▶ _WORK INSTRUCTIONS_
Select, from the data, each line where "接続はプライベートではありません" occurs.

▶ _EXTRACTED MATERIAL_
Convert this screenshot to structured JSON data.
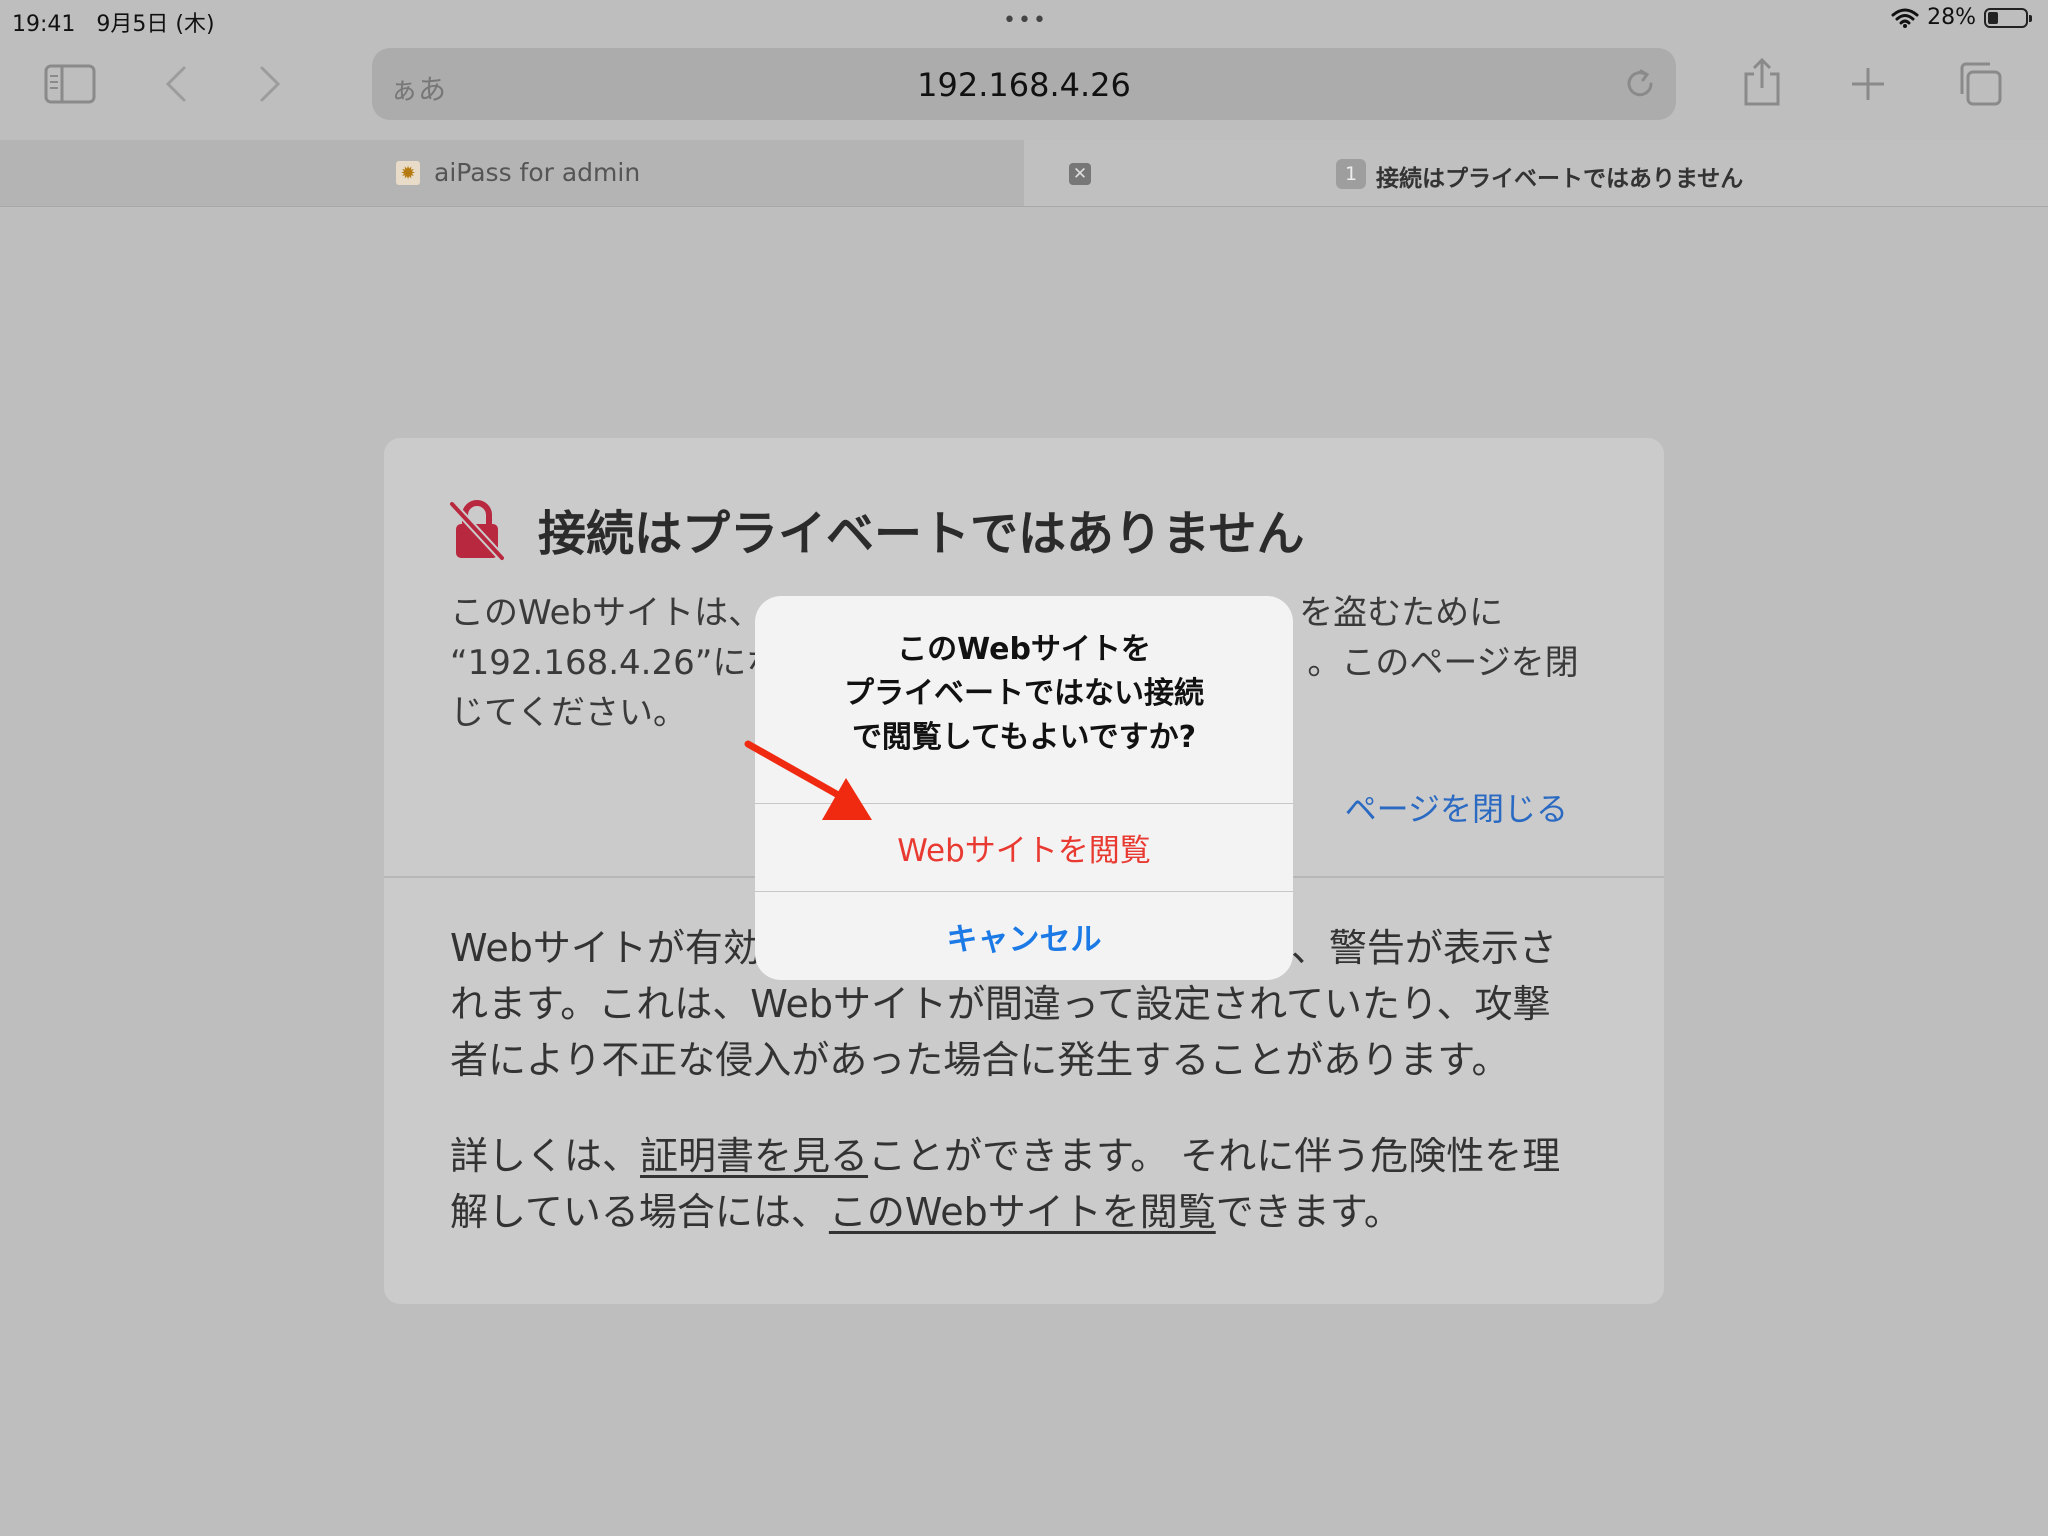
{
  "status_bar": {
    "time": "19:41",
    "date": "9月5日 (木)",
    "dots": "•••",
    "battery": "28%",
    "battery_fraction": 0.28
  },
  "toolbar": {
    "address_aa": "ぁあ",
    "url": "192.168.4.26"
  },
  "tabs": [
    {
      "title": "aiPass for admin",
      "favicon": "sun-icon"
    },
    {
      "badge": "1",
      "title": "接続はプライベートではありません"
    }
  ],
  "error_page": {
    "title": "接続はプライベートではありません",
    "desc_line1": "このWebサイトは、",
    "desc_line1_end": "を盗むために",
    "desc_line2": "“192.168.4.26”にな",
    "desc_line2_end": "。このページを閉",
    "desc_line3": "じてください。",
    "close_link": "ページを閉じる",
    "body_line1": "Webサイトが有効",
    "body_line1_end": "、警告が表示さ",
    "body_line2": "れます。これは、Webサイトが間違って設定されていたり、攻撃",
    "body_line3": "者により不正な侵入があった場合に発生することがあります。",
    "details_prefix": "詳しくは、",
    "details_link1": "証明書を見る",
    "details_mid": "ことができます。 それに伴う危険性を理",
    "details_line2_prefix": "解している場合には、",
    "details_link2": "このWebサイトを閲覧",
    "details_suffix": "できます。"
  },
  "alert": {
    "title_line1": "このWebサイトを",
    "title_line2": "プライベートではない接続",
    "title_line3": "で閲覧してもよいですか?",
    "visit_button": "Webサイトを閲覧",
    "cancel_button": "キャンセル"
  },
  "colors": {
    "alert_destructive": "#e93a32",
    "link_blue": "#1b7ae6",
    "arrow_red": "#f02a10",
    "lock_red": "#b8283f"
  }
}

▶ _SOLUTION BELOW_
      "title": "接続はプライベートではありません"
    "title": "接続はプライベートではありません",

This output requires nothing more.